→ Exercise prompt
Look through the listing and locate every line containing the word "students"; copy those lines.

Stored entries
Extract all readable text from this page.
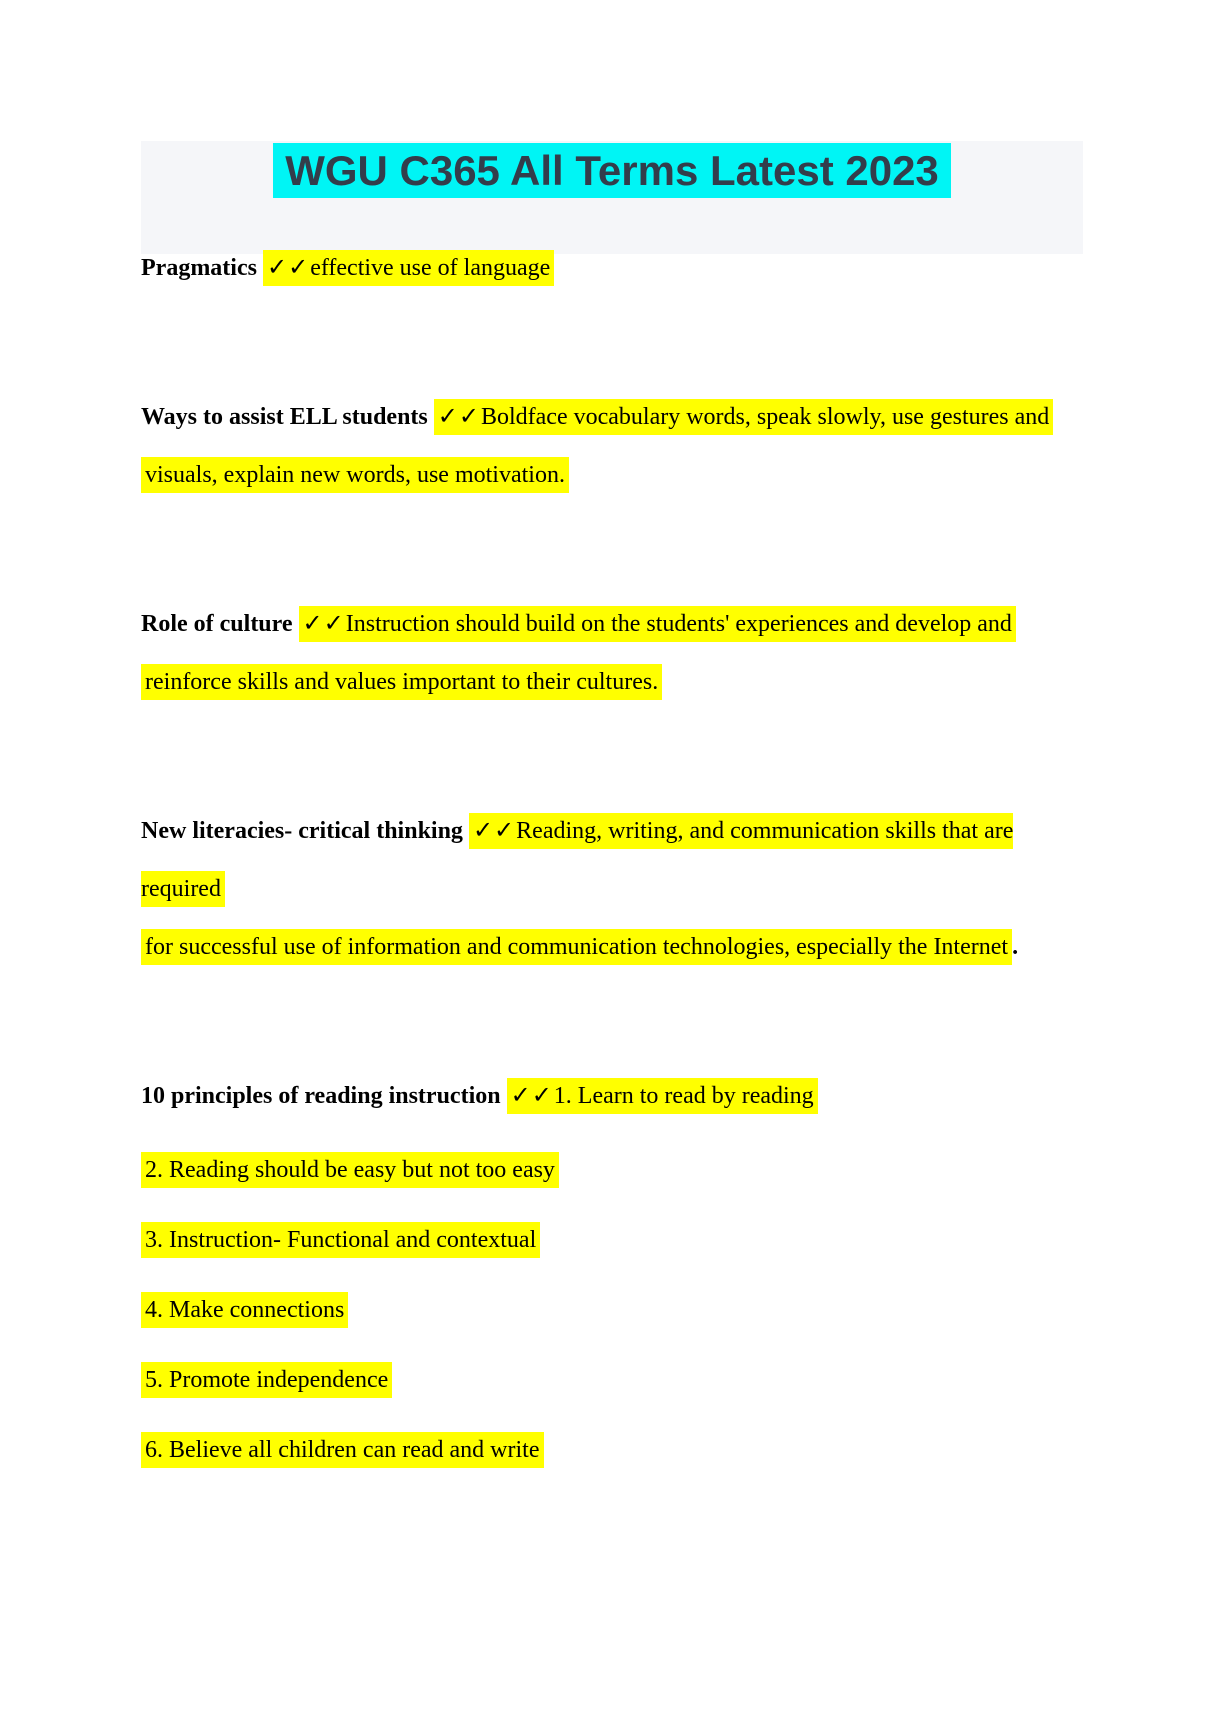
WGU C365 All Terms Latest 2023

Pragmatics ✓✓effective use of language

Ways to assist ELL students ✓✓Boldface vocabulary words, speak slowly, use gestures and
visuals, explain new words, use motivation.

Role of culture ✓✓Instruction should build on the students' experiences and develop and
reinforce skills and values important to their cultures.

New literacies- critical thinking ✓✓Reading, writing, and communication skills that are required
for successful use of information and communication technologies, especially the Internet .

10 principles of reading instruction ✓✓1. Learn to read by reading

2. Reading should be easy but not too easy

3. Instruction- Functional and contextual

4. Make connections

5. Promote independence

6. Believe all children can read and write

→ Written solution
Ways to assist ELL students ✓✓Boldface vocabulary words, speak slowly, use gestures and
Role of culture ✓✓Instruction should build on the students' experiences and develop and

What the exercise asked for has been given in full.